__YOUR GOAL__.
Gather all lines in the records below that include the word "juice".

(Records from a dataset)

★ ★ ★ ★

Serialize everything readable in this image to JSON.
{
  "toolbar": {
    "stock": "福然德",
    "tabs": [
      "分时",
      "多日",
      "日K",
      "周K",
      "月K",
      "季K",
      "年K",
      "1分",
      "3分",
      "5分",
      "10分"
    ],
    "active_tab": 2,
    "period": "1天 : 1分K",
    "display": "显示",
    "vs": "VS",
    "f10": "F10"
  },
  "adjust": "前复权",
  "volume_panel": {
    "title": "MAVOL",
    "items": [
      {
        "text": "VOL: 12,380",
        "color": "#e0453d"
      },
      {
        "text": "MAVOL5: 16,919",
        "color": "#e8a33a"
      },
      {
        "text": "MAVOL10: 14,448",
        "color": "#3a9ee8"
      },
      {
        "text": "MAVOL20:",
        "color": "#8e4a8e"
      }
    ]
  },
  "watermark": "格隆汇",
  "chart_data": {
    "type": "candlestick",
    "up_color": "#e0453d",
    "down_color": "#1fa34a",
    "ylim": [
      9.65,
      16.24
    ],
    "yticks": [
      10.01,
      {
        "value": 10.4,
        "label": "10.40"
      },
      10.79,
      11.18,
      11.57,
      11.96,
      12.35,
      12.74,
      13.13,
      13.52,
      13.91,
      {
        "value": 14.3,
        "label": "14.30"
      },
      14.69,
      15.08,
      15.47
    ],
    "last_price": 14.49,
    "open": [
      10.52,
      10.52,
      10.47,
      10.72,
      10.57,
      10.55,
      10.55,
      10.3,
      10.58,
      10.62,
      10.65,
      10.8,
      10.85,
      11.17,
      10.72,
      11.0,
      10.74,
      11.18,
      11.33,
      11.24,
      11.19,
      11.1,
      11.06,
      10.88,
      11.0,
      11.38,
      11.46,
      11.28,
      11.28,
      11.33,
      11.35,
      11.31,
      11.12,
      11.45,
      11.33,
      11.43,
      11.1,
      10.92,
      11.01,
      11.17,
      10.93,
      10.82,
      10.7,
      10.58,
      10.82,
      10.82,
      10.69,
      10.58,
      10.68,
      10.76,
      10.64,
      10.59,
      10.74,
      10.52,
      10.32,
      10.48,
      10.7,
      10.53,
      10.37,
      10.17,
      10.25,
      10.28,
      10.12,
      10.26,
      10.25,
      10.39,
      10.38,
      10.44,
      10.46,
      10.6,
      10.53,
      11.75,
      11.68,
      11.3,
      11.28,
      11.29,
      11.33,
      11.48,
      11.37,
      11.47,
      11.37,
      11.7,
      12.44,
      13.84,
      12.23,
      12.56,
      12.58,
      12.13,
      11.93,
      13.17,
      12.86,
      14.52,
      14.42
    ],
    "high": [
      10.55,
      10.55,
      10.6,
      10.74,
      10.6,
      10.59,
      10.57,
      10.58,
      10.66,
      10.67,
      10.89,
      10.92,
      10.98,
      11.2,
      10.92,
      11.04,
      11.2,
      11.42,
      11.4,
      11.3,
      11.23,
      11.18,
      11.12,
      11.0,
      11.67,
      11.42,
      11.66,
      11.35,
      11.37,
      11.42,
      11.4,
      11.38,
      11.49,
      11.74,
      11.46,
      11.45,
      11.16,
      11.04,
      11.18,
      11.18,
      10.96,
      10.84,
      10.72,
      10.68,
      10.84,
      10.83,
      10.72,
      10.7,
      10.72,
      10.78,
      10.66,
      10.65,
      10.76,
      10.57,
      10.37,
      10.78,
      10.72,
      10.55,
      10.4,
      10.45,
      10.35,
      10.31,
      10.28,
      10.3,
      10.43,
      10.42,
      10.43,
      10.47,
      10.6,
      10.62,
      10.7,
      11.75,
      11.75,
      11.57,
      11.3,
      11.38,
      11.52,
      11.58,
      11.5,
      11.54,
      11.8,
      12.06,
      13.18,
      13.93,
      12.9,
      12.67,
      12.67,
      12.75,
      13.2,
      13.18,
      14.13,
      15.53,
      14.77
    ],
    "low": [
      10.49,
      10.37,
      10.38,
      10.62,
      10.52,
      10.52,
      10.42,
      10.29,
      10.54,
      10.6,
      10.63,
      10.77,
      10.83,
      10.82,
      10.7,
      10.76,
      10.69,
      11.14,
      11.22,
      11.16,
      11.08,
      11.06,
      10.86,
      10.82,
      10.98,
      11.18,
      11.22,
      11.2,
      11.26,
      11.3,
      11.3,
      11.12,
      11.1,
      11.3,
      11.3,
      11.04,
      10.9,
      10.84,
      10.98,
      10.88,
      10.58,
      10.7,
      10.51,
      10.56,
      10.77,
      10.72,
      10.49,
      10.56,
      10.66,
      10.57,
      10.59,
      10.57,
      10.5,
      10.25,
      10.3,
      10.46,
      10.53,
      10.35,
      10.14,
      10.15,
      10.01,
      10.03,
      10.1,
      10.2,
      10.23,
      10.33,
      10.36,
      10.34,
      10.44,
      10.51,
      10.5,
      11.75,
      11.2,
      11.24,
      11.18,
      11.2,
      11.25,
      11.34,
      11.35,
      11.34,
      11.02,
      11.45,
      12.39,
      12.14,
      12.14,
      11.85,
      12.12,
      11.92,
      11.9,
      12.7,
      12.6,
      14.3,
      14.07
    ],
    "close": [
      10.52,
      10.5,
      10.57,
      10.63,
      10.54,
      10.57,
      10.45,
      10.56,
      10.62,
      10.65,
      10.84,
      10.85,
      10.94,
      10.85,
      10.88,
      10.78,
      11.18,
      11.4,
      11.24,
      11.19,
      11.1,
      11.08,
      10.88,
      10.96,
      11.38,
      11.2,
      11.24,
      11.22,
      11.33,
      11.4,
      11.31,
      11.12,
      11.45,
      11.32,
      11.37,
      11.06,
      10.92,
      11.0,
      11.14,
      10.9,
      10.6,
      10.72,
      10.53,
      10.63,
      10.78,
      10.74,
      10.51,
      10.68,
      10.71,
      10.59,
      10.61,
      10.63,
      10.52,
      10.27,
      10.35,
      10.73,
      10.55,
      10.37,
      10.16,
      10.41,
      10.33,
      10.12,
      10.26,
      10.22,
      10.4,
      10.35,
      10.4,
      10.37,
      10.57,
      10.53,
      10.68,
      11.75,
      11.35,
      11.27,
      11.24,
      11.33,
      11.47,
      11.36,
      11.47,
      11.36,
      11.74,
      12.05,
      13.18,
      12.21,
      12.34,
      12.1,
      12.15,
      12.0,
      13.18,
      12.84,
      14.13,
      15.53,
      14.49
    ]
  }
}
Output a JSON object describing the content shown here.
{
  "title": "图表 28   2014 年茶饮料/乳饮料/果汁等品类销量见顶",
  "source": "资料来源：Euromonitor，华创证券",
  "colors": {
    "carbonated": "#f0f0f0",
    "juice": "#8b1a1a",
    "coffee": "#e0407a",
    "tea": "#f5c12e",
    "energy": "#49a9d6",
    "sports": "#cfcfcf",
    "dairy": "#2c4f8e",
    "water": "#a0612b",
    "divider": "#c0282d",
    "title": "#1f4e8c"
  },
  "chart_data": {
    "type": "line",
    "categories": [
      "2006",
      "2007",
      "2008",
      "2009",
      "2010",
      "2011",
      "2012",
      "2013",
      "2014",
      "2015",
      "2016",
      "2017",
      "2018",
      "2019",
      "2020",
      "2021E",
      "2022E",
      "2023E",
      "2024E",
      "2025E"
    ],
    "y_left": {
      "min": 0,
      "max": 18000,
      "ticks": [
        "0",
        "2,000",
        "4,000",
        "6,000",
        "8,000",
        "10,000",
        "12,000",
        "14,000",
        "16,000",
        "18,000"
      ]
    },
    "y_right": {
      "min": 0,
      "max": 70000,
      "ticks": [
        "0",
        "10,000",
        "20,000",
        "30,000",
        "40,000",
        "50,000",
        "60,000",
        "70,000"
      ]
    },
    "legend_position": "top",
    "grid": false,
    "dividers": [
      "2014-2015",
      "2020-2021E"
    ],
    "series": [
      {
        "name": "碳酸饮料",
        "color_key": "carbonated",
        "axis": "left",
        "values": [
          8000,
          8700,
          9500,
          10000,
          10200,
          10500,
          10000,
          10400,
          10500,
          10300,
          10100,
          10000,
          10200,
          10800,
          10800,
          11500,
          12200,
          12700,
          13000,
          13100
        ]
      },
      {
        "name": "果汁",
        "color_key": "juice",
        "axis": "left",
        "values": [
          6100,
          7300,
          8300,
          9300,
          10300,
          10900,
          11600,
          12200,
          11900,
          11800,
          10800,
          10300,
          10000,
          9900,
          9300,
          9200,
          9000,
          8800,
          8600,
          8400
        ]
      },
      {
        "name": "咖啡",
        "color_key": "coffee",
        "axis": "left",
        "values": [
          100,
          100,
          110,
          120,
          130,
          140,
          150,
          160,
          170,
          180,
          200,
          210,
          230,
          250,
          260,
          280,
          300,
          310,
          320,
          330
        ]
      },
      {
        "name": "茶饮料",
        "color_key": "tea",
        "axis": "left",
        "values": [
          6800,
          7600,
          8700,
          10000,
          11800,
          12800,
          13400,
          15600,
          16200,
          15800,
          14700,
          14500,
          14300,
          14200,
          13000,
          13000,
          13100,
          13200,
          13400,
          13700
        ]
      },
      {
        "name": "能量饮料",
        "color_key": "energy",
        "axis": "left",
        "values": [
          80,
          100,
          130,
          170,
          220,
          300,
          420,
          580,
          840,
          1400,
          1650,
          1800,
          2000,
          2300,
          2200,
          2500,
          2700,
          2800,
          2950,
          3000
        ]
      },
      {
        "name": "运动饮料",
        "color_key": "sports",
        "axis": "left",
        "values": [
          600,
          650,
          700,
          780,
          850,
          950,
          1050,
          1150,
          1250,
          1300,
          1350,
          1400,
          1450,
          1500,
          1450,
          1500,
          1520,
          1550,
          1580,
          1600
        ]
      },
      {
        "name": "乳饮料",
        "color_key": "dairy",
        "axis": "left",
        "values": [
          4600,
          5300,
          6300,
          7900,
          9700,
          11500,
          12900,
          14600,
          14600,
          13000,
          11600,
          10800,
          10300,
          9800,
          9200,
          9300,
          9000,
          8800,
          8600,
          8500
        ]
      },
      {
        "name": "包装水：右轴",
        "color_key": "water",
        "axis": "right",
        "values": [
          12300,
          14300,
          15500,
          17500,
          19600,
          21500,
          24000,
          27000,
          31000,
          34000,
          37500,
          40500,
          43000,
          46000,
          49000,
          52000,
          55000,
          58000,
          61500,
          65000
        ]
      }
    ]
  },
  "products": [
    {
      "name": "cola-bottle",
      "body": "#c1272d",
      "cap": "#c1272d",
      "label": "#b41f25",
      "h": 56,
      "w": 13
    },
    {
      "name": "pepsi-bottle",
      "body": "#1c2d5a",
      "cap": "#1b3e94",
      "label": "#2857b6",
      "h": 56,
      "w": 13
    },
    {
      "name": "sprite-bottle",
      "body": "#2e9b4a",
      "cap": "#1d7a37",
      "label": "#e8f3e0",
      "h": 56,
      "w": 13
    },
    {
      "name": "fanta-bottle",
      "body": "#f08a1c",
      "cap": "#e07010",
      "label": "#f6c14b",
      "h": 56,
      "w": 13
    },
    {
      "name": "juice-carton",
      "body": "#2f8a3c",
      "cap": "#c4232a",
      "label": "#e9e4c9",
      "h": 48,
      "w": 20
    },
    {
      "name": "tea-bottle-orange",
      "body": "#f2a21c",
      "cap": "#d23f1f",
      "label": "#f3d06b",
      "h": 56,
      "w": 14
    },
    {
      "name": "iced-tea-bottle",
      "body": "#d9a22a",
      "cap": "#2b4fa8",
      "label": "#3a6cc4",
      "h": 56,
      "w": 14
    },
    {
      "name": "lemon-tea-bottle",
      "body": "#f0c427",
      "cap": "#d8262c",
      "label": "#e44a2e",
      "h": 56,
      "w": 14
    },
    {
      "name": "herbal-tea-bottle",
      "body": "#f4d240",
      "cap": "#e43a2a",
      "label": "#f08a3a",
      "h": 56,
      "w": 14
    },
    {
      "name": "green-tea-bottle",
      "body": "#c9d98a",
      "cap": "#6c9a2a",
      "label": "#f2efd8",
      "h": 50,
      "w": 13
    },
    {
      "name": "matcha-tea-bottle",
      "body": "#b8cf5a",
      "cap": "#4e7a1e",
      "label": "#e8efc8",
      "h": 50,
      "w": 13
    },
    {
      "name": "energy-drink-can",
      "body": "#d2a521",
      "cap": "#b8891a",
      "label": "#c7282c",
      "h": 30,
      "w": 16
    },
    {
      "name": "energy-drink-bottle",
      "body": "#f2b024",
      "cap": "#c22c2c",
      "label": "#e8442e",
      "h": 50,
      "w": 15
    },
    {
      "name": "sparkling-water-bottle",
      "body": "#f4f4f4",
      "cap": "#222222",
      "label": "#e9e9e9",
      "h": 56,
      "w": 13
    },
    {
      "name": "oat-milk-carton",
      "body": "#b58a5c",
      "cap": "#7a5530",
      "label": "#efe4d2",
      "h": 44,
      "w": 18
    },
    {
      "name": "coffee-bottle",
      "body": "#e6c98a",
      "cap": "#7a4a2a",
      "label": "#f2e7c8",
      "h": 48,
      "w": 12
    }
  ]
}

★ ★ ★ ★

__ANSWER TO THE EXERCISE__.
    "juice": "#8b1a1a",
        "color_key": "juice",
      "name": "juice-carton",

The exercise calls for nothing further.